PROBLEM TO SOLVE:
Gather from the material every line that contains the string "四川省金路树脂有限公司".

THE INPUT:
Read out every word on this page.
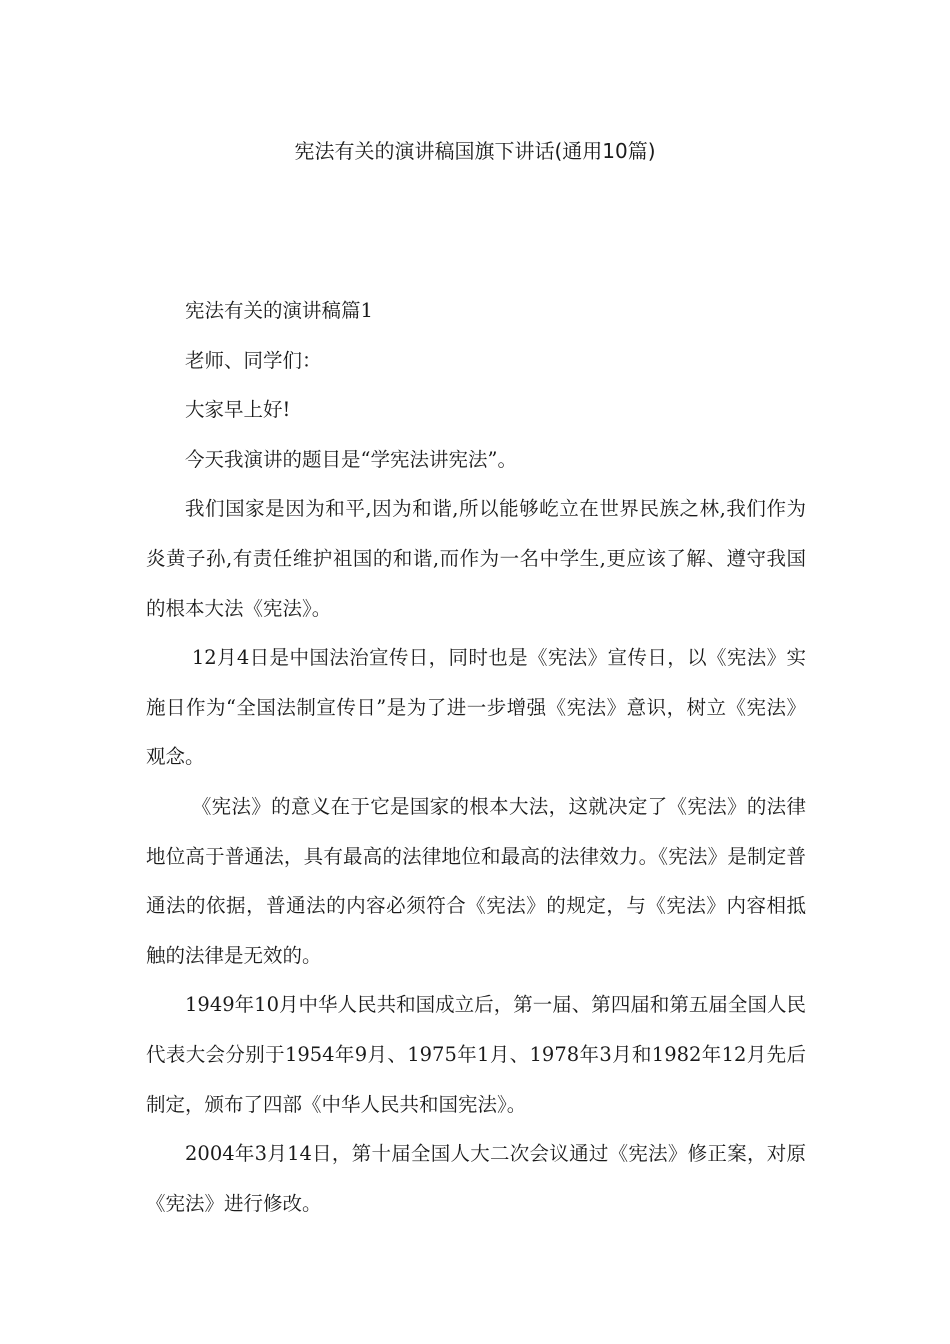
宪法有关的演讲稿国旗下讲话(通用10篇)

宪法有关的演讲稿篇1

老师、同学们：

大家早上好!

今天我演讲的题目是“学宪法讲宪法”。

我们国家是因为和平,因为和谐,所以能够屹立在世界民族之林,我们作为炎黄子孙,有责任维护祖国的和谐,而作为一名中学生,更应该了解、遵守我国的根本大法《宪法》。

12月4日是中国法治宣传日，同时也是《宪法》宣传日，以《宪法》实施日作为“全国法制宣传日”是为了进一步增强《宪法》意识，树立《宪法》观念。

《宪法》的意义在于它是国家的根本大法，这就决定了《宪法》的法律地位高于普通法，具有最高的法律地位和最高的法律效力。《宪法》是制定普通法的依据，普通法的内容必须符合《宪法》的规定，与《宪法》内容相抵触的法律是无效的。

1949年10月中华人民共和国成立后，第一届、第四届和第五届全国人民代表大会分别于1954年9月、1975年1月、1978年3月和1982年12月先后制定，颁布了四部《中华人民共和国宪法》。

2004年3月14日，第十届全国人大二次会议通过《宪法》修正案，对原《宪法》进行修改。
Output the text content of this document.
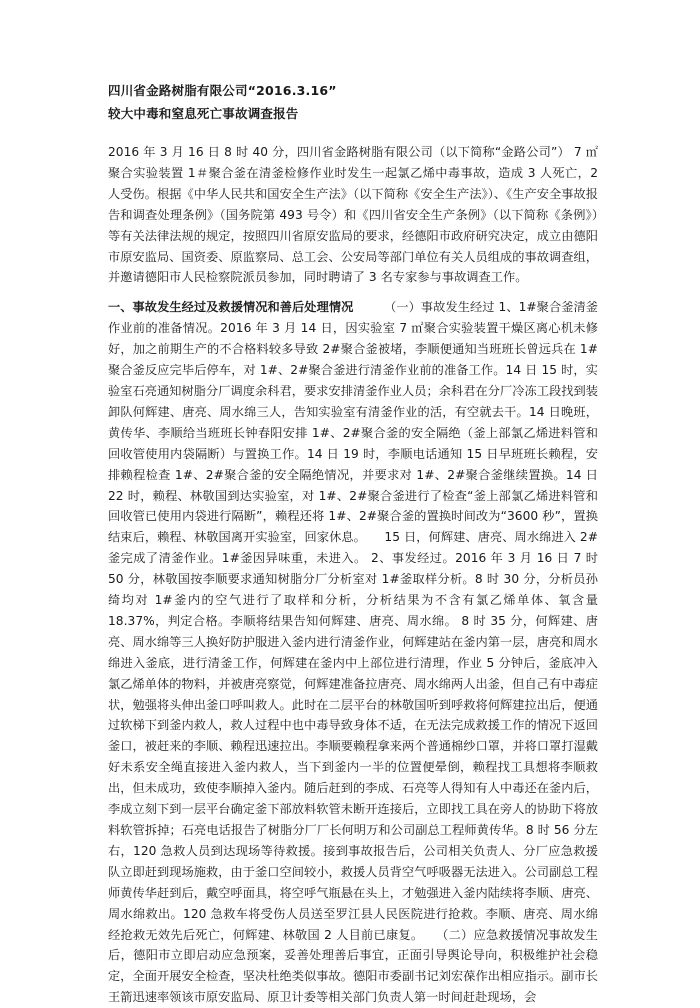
四川省金路树脂有限公司“2016.3.16”
较大中毒和窒息死亡事故调查报告

2016 年 3 月 16 日 8 时 40 分，四川省金路树脂有限公司（以下简称“金路公司”） 7 ㎡聚合实验装置 1＃聚合釜在清釜检修作业时发生一起氯乙烯中毒事故，造成 3 人死亡，2 人受伤。根据《中华人民共和国安全生产法》（以下简称《安全生产法》）、《生产安全事故报告和调查处理条例》（国务院第 493 号令）和《四川省安全生产条例》（以下简称《条例》）等有关法律法规的规定，按照四川省原安监局的要求，经德阳市政府研究决定，成立由德阳市原安监局、国资委、原监察局、总工会、公安局等部门单位有关人员组成的事故调查组，并邀请德阳市人民检察院派员参加，同时聘请了 3 名专家参与事故调查工作。

一、事故发生经过及救援情况和善后处理情况　　　	（一）事故发生经过 1、1#聚合釜清釜作业前的准备情况。2016 年 3 月 14 日，因实验室 7 ㎡聚合实验装置干燥区离心机未修好，加之前期生产的不合格料较多导致 2#聚合釜被堵，李顺便通知当班班长曾远兵在 1#聚合釜反应完毕后停车，对 1#、2#聚合釜进行清釜作业前的准备工作。14 日 15 时，实验室石亮通知树脂分厂调度余科君，要求安排清釜作业人员；余科君在分厂冷冻工段找到装卸队何辉建、唐亮、周水绵三人，告知实验室有清釜作业的活，有空就去干。14 日晚班，黄传华、李顺给当班班长钟春阳安排 1#、2#聚合釜的安全隔绝（釜上部氯乙烯进料管和回收管使用内袋隔断）与置换工作。14 日 19 时，李顺电话通知 15 日早班班长赖程，安排赖程检查 1#、2#聚合釜的安全隔绝情况，并要求对 1#、2#聚合釜继续置换。14 日 22 时，赖程、林敬国到达实验室，对 1#、2#聚合釜进行了检查“釜上部氯乙烯进料管和回收管已使用内袋进行隔断”，赖程还将 1#、2#聚合釜的置换时间改为“3600 秒”，置换结束后，赖程、林敬国离开实验室，回家休息。　　15 日，何辉建、唐亮、周水绵进入 2#釜完成了清釜作业。1#釜因异味重，未进入。 2、事发经过。2016 年 3 月 16 日 7 时 50 分，林敬国按李顺要求通知树脂分厂分析室对 1#釜取样分析。8 时 30 分，分析员孙绮均对 1#釜内的空气进行了取样和分析，分析结果为不含有氯乙烯单体、氧含量 18.37%，判定合格。李顺将结果告知何辉建、唐亮、周水绵。 8 时 35 分，何辉建、唐亮、周水绵等三人换好防护服进入釜内进行清釜作业，何辉建站在釜内第一层，唐亮和周水绵进入釜底，进行清釜工作，何辉建在釜内中上部位进行清理，作业 5 分钟后，釜底冲入氯乙烯单体的物料，并被唐亮察觉，何辉建准备拉唐亮、周水绵两人出釜，但自己有中毒症状，勉强将头伸出釜口呼叫救人。此时在二层平台的林敬国听到呼救将何辉建拉出后，便通过软梯下到釜内救人，救人过程中也中毒导致身体不适，在无法完成救援工作的情况下返回釜口，被赶来的李顺、赖程迅速拉出。李顺要赖程拿来两个普通棉纱口罩，并将口罩打湿戴好未系安全绳直接进入釜内救人，当下到釜内一半的位置便晕倒，赖程找工具想将李顺救出，但未成功，致使李顺掉入釜内。随后赶到的李成、石亮等人得知有人中毒还在釜内后，李成立刻下到一层平台确定釜下部放料软管未断开连接后，立即找工具在旁人的协助下将放料软管拆掉；石亮电话报告了树脂分厂厂长何明万和公司副总工程师黄传华。8 时 56 分左右，120 急救人员到达现场等待救援。接到事故报告后，公司相关负责人、分厂应急救援队立即赶到现场施救，由于釜口空间较小，救援人员背空气呼吸器无法进入。公司副总工程师黄传华赶到后，戴空呼面具，将空呼气瓶悬在头上，才勉强进入釜内陆续将李顺、唐亮、周水绵救出。120 急救车将受伤人员送至罗江县人民医院进行抢救。李顺、唐亮、周水绵经抢救无效先后死亡，何辉建、林敬国 2 人目前已康复。　　（二）应急救援情况事故发生后，德阳市立即启动应急预案，妥善处理善后事宜，正面引导舆论导向，积极维护社会稳定，全面开展安全检查，坚决杜绝类似事故。德阳市委副书记刘宏葆作出相应指示。副市长王箭迅速率领该市原安监局、原卫计委等相关部门负责人第一时间赶赴现场，会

SOLUTION TO THE PROBLEM:
四川省金路树脂有限公司“2016.3.16”
2016 年 3 月 16 日 8 时 40 分，四川省金路树脂有限公司（以下简称“金路公司”） 7 ㎡聚合实验装置 1＃聚合釜在清釜检修作业时发生一起氯乙烯中毒事故，造成 3 人死亡，2 人受伤。根据《中华人民共和国安全生产法》（以下简称《安全生产法》）、《生产安全事故报告和调查处理条例》（国务院第 493 号令）和《四川省安全生产条例》（以下简称《条例》）等有关法律法规的规定，按照四川省原安监局的要求，经德阳市政府研究决定，成立由德阳市原安监局、国资委、原监察局、总工会、公安局等部门单位有关人员组成的事故调查组，并邀请德阳市人民检察院派员参加，同时聘请了 3 名专家参与事故调查工作。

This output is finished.